** The tasks **
1. Pick out each line of the entries that contains the string "what" and copy it unchanged.
2. Carry on the passage about software design considerations, starting right after its last sentence.

Software Design Considerations

During all these trial and error iterations, software designers have to keep plenty of factors in their minds in order to solve the tension between human and artificial factors. Software design offers plenty of opportunities, mostly opportunities for being wrong. The following are some of such factors that may force us to readjust our hypothesis in the light of new facts:

  • Heterogeneity – Software runs over heterogeneous resources. Software design must take into account the variety and difference in hardware, networks and other support software systems. Some of those “external” systems may be very mutable on specifications and implementations.
  • Design Envelope – A design envelope is the framework on which the solution is defined. Essentially, this framework comprises all the design decisions and trade-offs. As such, the framework also establishes the bounds for the solution. A good design should try its best in order to anticipate change. Nevertheless, foreseeing any possible modification to the system’s specification is totally impossible. For instance, plenty of specification’s errors can only be discovered when users start working with the system. There may be several other causes for modifications, such as technology changes, market’s dynamics, performance or usability problems, implementation constraints, and so further. Sometimes, we are lucky enough and we can introduce changes to our design, with relatively few problems, within the current design envelope. However, more often than not, modifying an existing design can be quite an arduous task, which might require a significant or total redefinition of our design framework. A clearer explanation of the notion of Design Envelope can be found in Facts 19 and 44 of Facts and Fallacies of Software Engineering, also by Professor Glass.

** Information shown **
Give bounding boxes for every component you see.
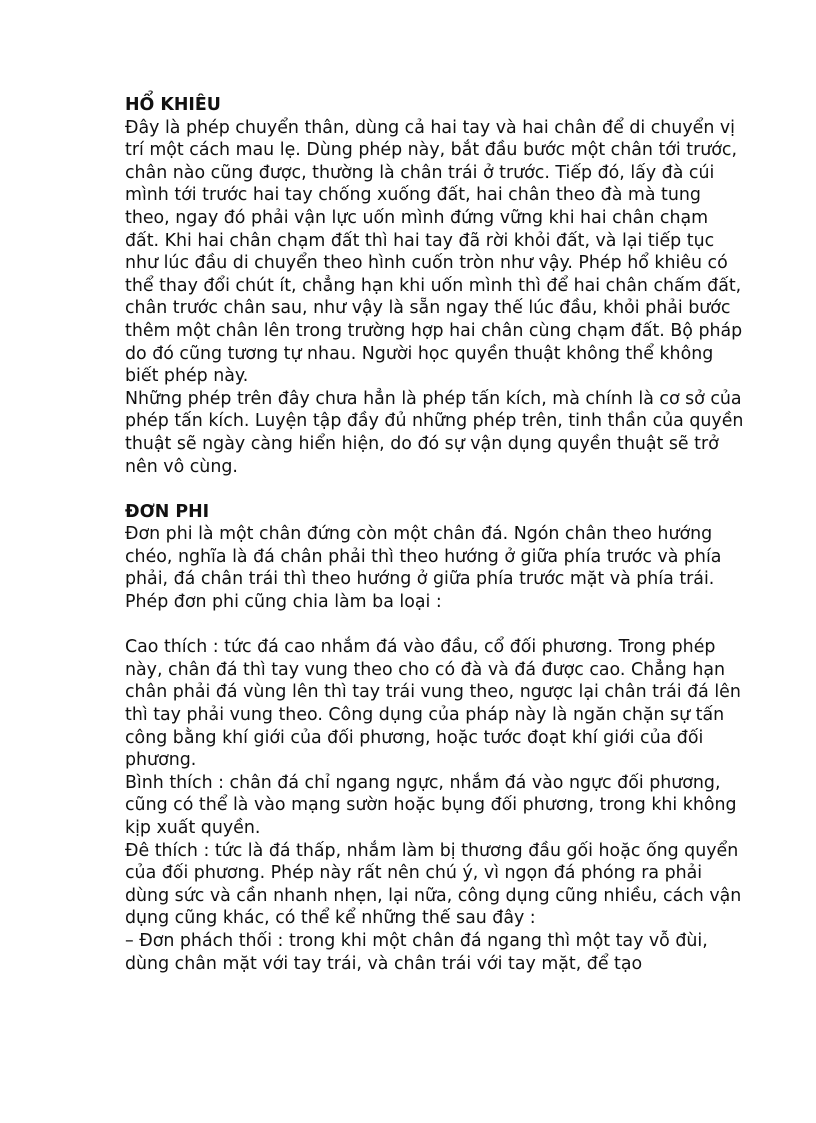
body-paragraph: – Đơn phách thối : trong khi một chân đá ngang thì một tay vỗ đùi, dùng chân mặt với tay trái, và chân trái với tay mặt, để tạo xyxy=(125,930,708,974)
intro-paragraph: Đơn phi là một chân đứng còn một chân đá. Ngón chân theo hướng chéo, nghĩa là đá chân phải thì theo hướng ở giữa phía trước và phía phải, đá chân trái thì theo hướng ở giữa phía trước mặt và phía trái. Phép đơn phi cũng chia làm ba loại : xyxy=(125,524,722,613)
body-paragraph: Đê thích : tức là đá thấp, nhắm làm bị thương đầu gối hoặc ống quyển của đối phương. Phép này rất nên chú ý, vì ngọn đá phóng ra phải dùng sức và cần nhanh nhẹn, lại nữa, công dụng cũng nhiều, cách vận dụng cũng khác, có thể kể những thế sau đây : xyxy=(125,840,742,929)
section-ho-khieu xyxy=(125,94,746,478)
body-paragraph: Cao thích : tức đá cao nhắm đá vào đầu, cổ đối phương. Trong phép này, chân đá thì tay vung theo cho có đà và đá được cao. Chẳng hạn chân phải đá vùng lên thì tay trái vung theo, ngược lại chân trái đá lên thì tay phải vung theo. Công dụng của pháp này là ngăn chặn sự tấn công bằng khí giới của đối phương, hoặc tước đoạt khí giới của đối phương. xyxy=(125,637,741,771)
section-don-phi xyxy=(125,501,746,975)
body-paragraph: Đây là phép chuyển thân, dùng cả hai tay và hai chân để di chuyển vị trí một cách mau lẹ. Dùng phép này, bắt đầu bước một chân tới trước, chân nào cũng được, thường là chân trái ở trước. Tiếp đó, lấy đà cúi mình tới trước hai tay chống xuống đất, hai chân theo đà mà tung theo, ngay đó phải vận lực uốn mình đứng vững khi hai chân chạm đất. Khi hai chân chạm đất thì hai tay đã rời khỏi đất, và lại tiếp tục như lúc đầu di chuyển theo hình cuốn tròn như vậy. Phép hổ khiêu có thể thay đổi chút ít, chẳng hạn khi uốn mình thì để hai chân chấm đất, chân trước chân sau, như vậy là sẵn ngay thế lúc đầu, khỏi phải bước thêm một chân lên trong trường hợp hai chân cùng chạm đất. Bộ pháp do đó cũng tương tự nhau. Người học quyền thuật không thể không biết phép này. xyxy=(125,117,743,387)
section-heading: HỔ KHIÊU xyxy=(125,95,221,115)
section-heading: ĐƠN PHI xyxy=(125,501,210,522)
body-paragraph: Bình thích : chân đá chỉ ngang ngực, nhắm đá vào ngực đối phương, cũng có thể là vào mạng sườn hoặc bụng đối phương, trong khi không kịp xuất quyền. xyxy=(125,772,737,838)
blank-line xyxy=(125,614,746,637)
body-paragraph: Những phép trên đây chưa hẳn là phép tấn kích, mà chính là cơ sở của phép tấn kích. Luyện tập đầy đủ những phép trên, tinh thần của quyền thuật sẽ ngày càng hiển hiện, do đó sự vận dụng quyền thuật sẽ trở nên vô cùng. xyxy=(125,388,744,477)
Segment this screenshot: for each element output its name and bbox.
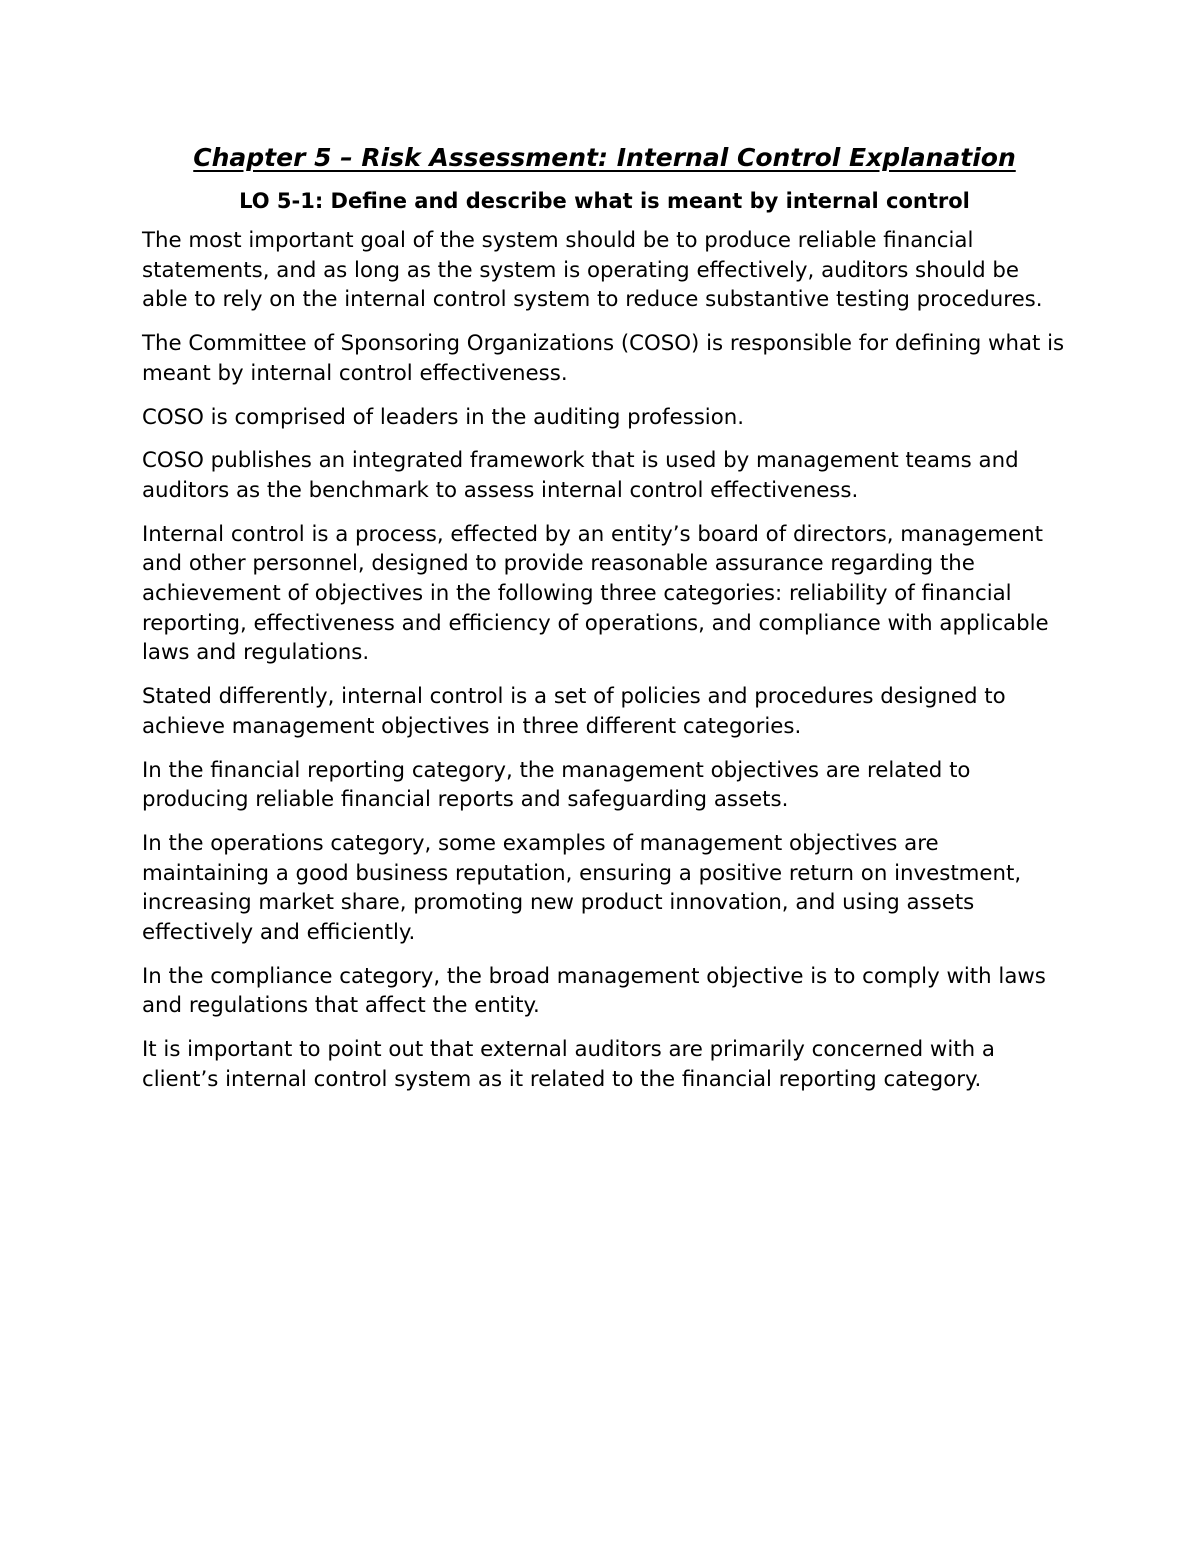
paragraph-5: Internal control is a process, effected by an entity’s board of directors, management and other personnel, designed to provide reasonable assurance regarding the achievement of objectives in the following three categories: reliability of financial reporting, effectiveness and efficiency of operations, and compliance with applicable laws and regulations. <box>142 521 1049 666</box>
chapter-title: Chapter 5 – Risk Assessment: Internal Control Explanation <box>193 143 1016 172</box>
paragraph-9: In the compliance category, the broad management objective is to comply with laws and regulations that affect the entity. <box>142 963 1046 1019</box>
document-content <box>142 140 1067 1109</box>
paragraph-4: COSO publishes an integrated framework that is used by management teams and auditors as the benchmark to assess internal control effectiveness. <box>142 448 1019 503</box>
paragraph-10: It is important to point out that external auditors are primarily concerned with a client’s internal control system as it related to the financial reporting category. <box>142 1037 995 1092</box>
paragraph-6: Stated differently, internal control is a set of policies and procedures designed to achieve management objectives in three different categories. <box>142 684 1006 739</box>
paragraph-8: In the operations category, some examples of management objectives are maintaining a good business reputation, ensuring a positive return on investment, increasing market share, promoting new product innovation, and using assets effectively and efficiently. <box>142 830 1022 946</box>
paragraph-3: COSO is comprised of leaders in the auditing profession. <box>142 404 745 430</box>
paragraph-2: The Committee of Sponsoring Organizations (COSO) is responsible for defining what is meant by internal control effectiveness. <box>142 331 1065 386</box>
paragraph-7: In the financial reporting category, the management objectives are related to producing reliable financial reports and safeguarding assets. <box>142 757 971 813</box>
body-text <box>142 226 1067 1095</box>
paragraph-1: The most important goal of the system should be to produce reliable financial statements, and as long as the system is operating effectively, auditors should be able to rely on the internal control system to reduce substantive testing procedures. <box>142 228 1043 313</box>
learning-objective-heading: LO 5-1: Define and describe what is meant by internal control <box>239 189 970 213</box>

** Solved problems **
1.
paragraph-2: The Committee of Sponsoring Organizations (COSO) is responsible for defining what is meant by internal control effectiveness. <box>142 331 1065 386</box>
learning-objective-heading: LO 5-1: Define and describe what is meant by internal control <box>239 189 970 213</box>

2.
  • Information Hiding – Building software implies describing a system at different levels of abstraction. By using abstraction, we hide any unnecessary internal details. Regarding such information hiding, David L. Parnas, in his classic paper “On the Criteria to Be Used in Decomposing Systems into Modules“, suggests that modularity, understood as an assignment of functional responsibilities to system’s modules or components, helps software design to keep a bigger flexibility and comprehensibility, and promotes a lowering of costs. Each system’s module should hide some design decision.  Nevertheless, information hiding introduces an interesting paradox, which also involves the design envelope. When designing, we proceed to decompose the system into modules, assigning each some responsibility. For handling complexity, we would like small software pieces, and ideally, modifying any of such pieces should have a minimum impact in other parts of the system. That is, we strive to arrive to a clean design framework. But, at the same time, such well-structured framework will likely turn into an obstacle to accept future changes!
  • Security – Primarily, a software system manages and is comprised of information. Such information may have a high value to the software’s users. Therefore, software design must consider the security risks. I recall that security in software systems has three parts: integrity (preventing data corruption), confidentiality (preventing access to unauthorized users) and availability (preventing that access to the system may be maliciously interfered). However, it’s impossible to think in advance of all possible hostile acts against the system.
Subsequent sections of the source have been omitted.